### EXERCISE GOAL
Write out the listing below without alteration, omitting its pictures.

### RECORDS SHOWN

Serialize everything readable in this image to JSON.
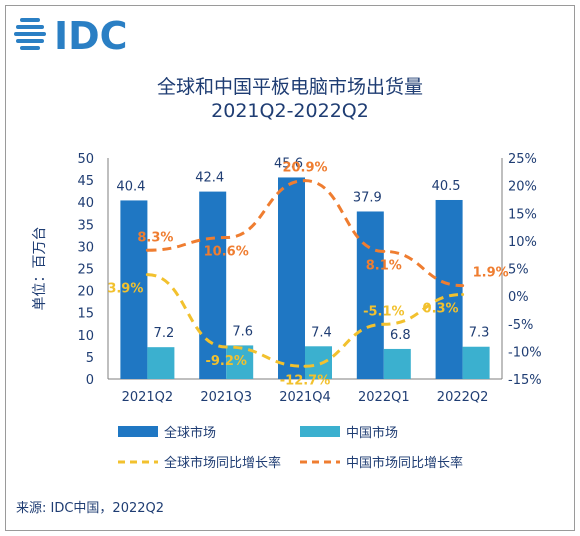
{
  "logo": {
    "text": "IDC",
    "color": "#2a7fc4"
  },
  "chart_data": {
    "type": "bar",
    "title": "全球和中国平板电脑市场出货量",
    "subtitle": "2021Q2-2022Q2",
    "ylabel": "单位：百万台",
    "categories": [
      "2021Q2",
      "2021Q3",
      "2021Q4",
      "2022Q1",
      "2022Q2"
    ],
    "ylim": [
      0,
      50
    ],
    "yticks": [
      "0",
      "5",
      "10",
      "15",
      "20",
      "25",
      "30",
      "35",
      "40",
      "45",
      "50"
    ],
    "y2lim": [
      -15,
      25
    ],
    "y2ticks": [
      "-15%",
      "-10%",
      "-5%",
      "0%",
      "5%",
      "10%",
      "15%",
      "20%",
      "25%"
    ],
    "series": [
      {
        "name": "全球市场",
        "kind": "bar",
        "color": "#1f77c3",
        "values": [
          40.4,
          42.4,
          45.6,
          37.9,
          40.5
        ],
        "labels": [
          "40.4",
          "42.4",
          "45.6",
          "37.9",
          "40.5"
        ]
      },
      {
        "name": "中国市场",
        "kind": "bar",
        "color": "#3bb0cf",
        "values": [
          7.2,
          7.6,
          7.4,
          6.8,
          7.3
        ],
        "labels": [
          "7.2",
          "7.6",
          "7.4",
          "6.8",
          "7.3"
        ]
      },
      {
        "name": "全球市场同比增长率",
        "kind": "line",
        "axis": "right",
        "style": "dashed",
        "color": "#f2c12e",
        "values": [
          3.9,
          -9.2,
          -12.7,
          -5.1,
          0.3
        ],
        "labels": [
          "3.9%",
          "-9.2%",
          "-12.7%",
          "-5.1%",
          "0.3%"
        ]
      },
      {
        "name": "中国市场同比增长率",
        "kind": "line",
        "axis": "right",
        "style": "dashed",
        "color": "#ef7d30",
        "values": [
          8.3,
          10.6,
          20.9,
          8.1,
          1.9
        ],
        "labels": [
          "8.3%",
          "10.6%",
          "20.9%",
          "8.1%",
          "1.9%"
        ]
      }
    ],
    "legend_position": "bottom",
    "source": "来源: IDC中国，2022Q2"
  }
}
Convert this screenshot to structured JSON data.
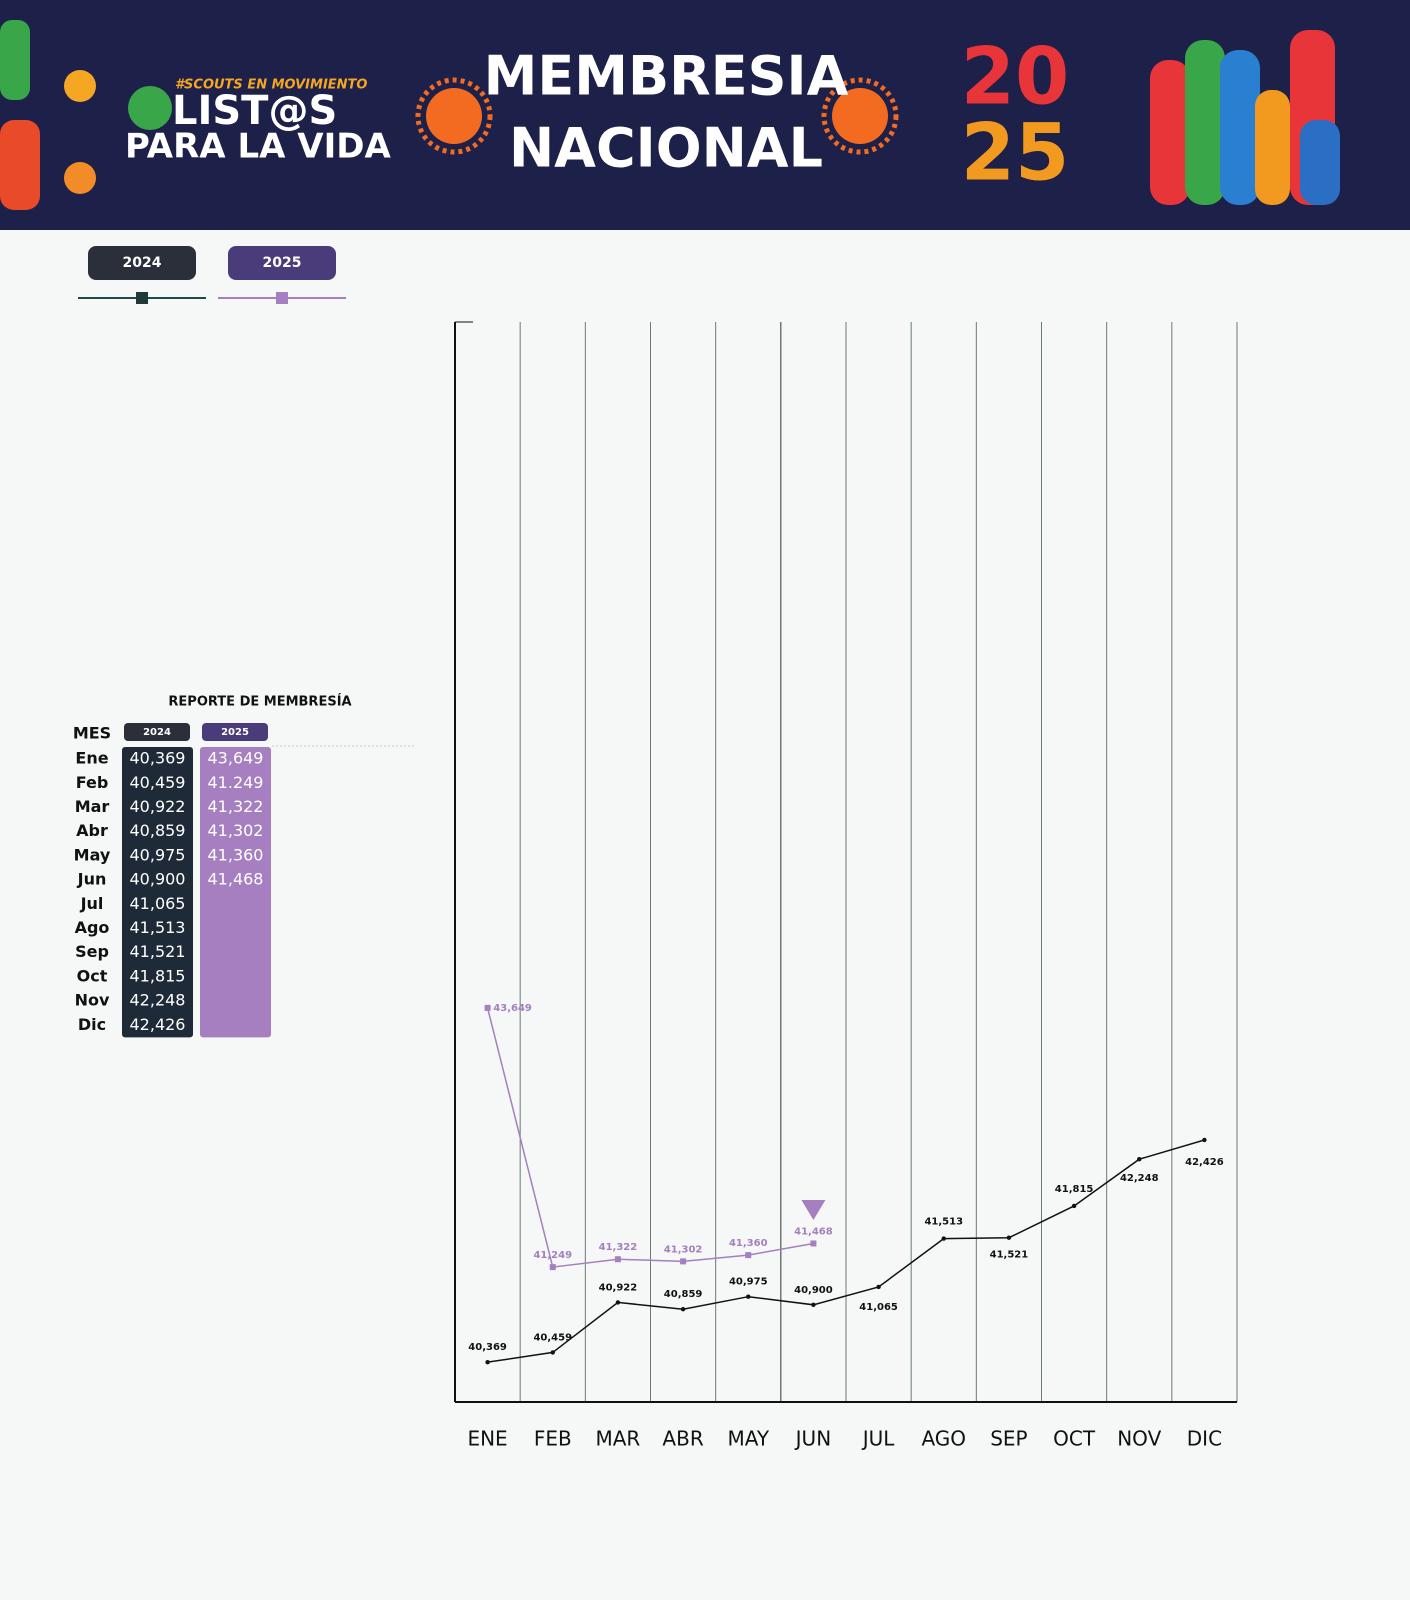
{
  "header": {
    "tagline": "#SCOUTS EN MOVIMIENTO",
    "brand_line1": "LIST@S",
    "brand_line2": "PARA LA VIDA",
    "title_line1": "MEMBRESIA",
    "title_line2": "NACIONAL",
    "year_line1": "20",
    "year_line2": "25"
  },
  "table": {
    "title": "REPORTE DE MEMBRESÍA",
    "header": "MES",
    "rows": [
      [
        "Ene",
        "40,369",
        "43,649"
      ],
      [
        "Feb",
        "40,459",
        "41.249"
      ],
      [
        "Mar",
        "40,922",
        "41,322"
      ],
      [
        "Abr",
        "40,859",
        "41,302"
      ],
      [
        "May",
        "40,975",
        "41,360"
      ],
      [
        "Jun",
        "40,900",
        "41,468"
      ],
      [
        "Jul",
        "41,065"
      ],
      [
        "Ago",
        "41,513"
      ],
      [
        "Sep",
        "41,521"
      ],
      [
        "Oct",
        "41,815"
      ],
      [
        "Nov",
        "42,248"
      ],
      [
        "Dic",
        "42,426"
      ]
    ]
  },
  "chart_data": {
    "type": "line",
    "categories": [
      "ENE",
      "FEB",
      "MAR",
      "ABR",
      "MAY",
      "JUN",
      "JUL",
      "AGO",
      "SEP",
      "OCT",
      "NOV",
      "DIC"
    ],
    "ylim": [
      40000,
      50000
    ],
    "series": [
      {
        "name": "2024",
        "color": "#111111",
        "values": [
          40369,
          40459,
          40922,
          40859,
          40975,
          40900,
          41065,
          41513,
          41521,
          41815,
          42248,
          42426
        ],
        "value_labels": [
          "40,369",
          "40,459",
          "40,922",
          "40,859",
          "40,975",
          "40,900",
          "41,065",
          "41,513",
          "41,521",
          "41,815",
          "42,248",
          "42,426"
        ]
      },
      {
        "name": "2025",
        "color": "#a57fbf",
        "values": [
          43649,
          41249,
          41322,
          41302,
          41360,
          41468,
          null,
          null,
          null,
          null,
          null,
          null
        ],
        "value_labels": [
          "43,649",
          "41,249",
          "41,322",
          "41,302",
          "41,360",
          "41,468",
          null,
          null,
          null,
          null,
          null,
          null
        ]
      }
    ]
  }
}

### EXERCISE ANSWER
Serialize everything readable in this image to JSON.
{
  "logo": {
    "text": "IDC",
    "color": "#2a7fc4"
  },
  "chart_data": {
    "type": "bar",
    "title": "全球和中国平板电脑市场出货量",
    "subtitle": "2021Q2-2022Q2",
    "ylabel": "单位：百万台",
    "categories": [
      "2021Q2",
      "2021Q3",
      "2021Q4",
      "2022Q1",
      "2022Q2"
    ],
    "ylim": [
      0,
      50
    ],
    "yticks": [
      "0",
      "5",
      "10",
      "15",
      "20",
      "25",
      "30",
      "35",
      "40",
      "45",
      "50"
    ],
    "y2lim": [
      -15,
      25
    ],
    "y2ticks": [
      "-15%",
      "-10%",
      "-5%",
      "0%",
      "5%",
      "10%",
      "15%",
      "20%",
      "25%"
    ],
    "series": [
      {
        "name": "全球市场",
        "kind": "bar",
        "color": "#1f77c3",
        "values": [
          40.4,
          42.4,
          45.6,
          37.9,
          40.5
        ],
        "labels": [
          "40.4",
          "42.4",
          "45.6",
          "37.9",
          "40.5"
        ]
      },
      {
        "name": "中国市场",
        "kind": "bar",
        "color": "#3bb0cf",
        "values": [
          7.2,
          7.6,
          7.4,
          6.8,
          7.3
        ],
        "labels": [
          "7.2",
          "7.6",
          "7.4",
          "6.8",
          "7.3"
        ]
      },
      {
        "name": "全球市场同比增长率",
        "kind": "line",
        "axis": "right",
        "style": "dashed",
        "color": "#f2c12e",
        "values": [
          3.9,
          -9.2,
          -12.7,
          -5.1,
          0.3
        ],
        "labels": [
          "3.9%",
          "-9.2%",
          "-12.7%",
          "-5.1%",
          "0.3%"
        ]
      },
      {
        "name": "中国市场同比增长率",
        "kind": "line",
        "axis": "right",
        "style": "dashed",
        "color": "#ef7d30",
        "values": [
          8.3,
          10.6,
          20.9,
          8.1,
          1.9
        ],
        "labels": [
          "8.3%",
          "10.6%",
          "20.9%",
          "8.1%",
          "1.9%"
        ]
      }
    ],
    "legend_position": "bottom",
    "source": "来源: IDC中国，2022Q2"
  }
}
Convert this screenshot to structured JSON data.
{
  "header": {
    "tagline": "#SCOUTS EN MOVIMIENTO",
    "brand_line1": "LIST@S",
    "brand_line2": "PARA LA VIDA",
    "title_line1": "MEMBRESIA",
    "title_line2": "NACIONAL",
    "year_line1": "20",
    "year_line2": "25"
  },
  "table": {
    "title": "REPORTE DE MEMBRESÍA",
    "header": "MES",
    "rows": [
      [
        "Ene",
        "40,369",
        "43,649"
      ],
      [
        "Feb",
        "40,459",
        "41.249"
      ],
      [
        "Mar",
        "40,922",
        "41,322"
      ],
      [
        "Abr",
        "40,859",
        "41,302"
      ],
      [
        "May",
        "40,975",
        "41,360"
      ],
      [
        "Jun",
        "40,900",
        "41,468"
      ],
      [
        "Jul",
        "41,065"
      ],
      [
        "Ago",
        "41,513"
      ],
      [
        "Sep",
        "41,521"
      ],
      [
        "Oct",
        "41,815"
      ],
      [
        "Nov",
        "42,248"
      ],
      [
        "Dic",
        "42,426"
      ]
    ]
  },
  "chart_data": {
    "type": "line",
    "categories": [
      "ENE",
      "FEB",
      "MAR",
      "ABR",
      "MAY",
      "JUN",
      "JUL",
      "AGO",
      "SEP",
      "OCT",
      "NOV",
      "DIC"
    ],
    "ylim": [
      40000,
      50000
    ],
    "series": [
      {
        "name": "2024",
        "color": "#111111",
        "values": [
          40369,
          40459,
          40922,
          40859,
          40975,
          40900,
          41065,
          41513,
          41521,
          41815,
          42248,
          42426
        ],
        "value_labels": [
          "40,369",
          "40,459",
          "40,922",
          "40,859",
          "40,975",
          "40,900",
          "41,065",
          "41,513",
          "41,521",
          "41,815",
          "42,248",
          "42,426"
        ]
      },
      {
        "name": "2025",
        "color": "#a57fbf",
        "values": [
          43649,
          41249,
          41322,
          41302,
          41360,
          41468,
          null,
          null,
          null,
          null,
          null,
          null
        ],
        "value_labels": [
          "43,649",
          "41,249",
          "41,322",
          "41,302",
          "41,360",
          "41,468",
          null,
          null,
          null,
          null,
          null,
          null
        ]
      }
    ]
  }
}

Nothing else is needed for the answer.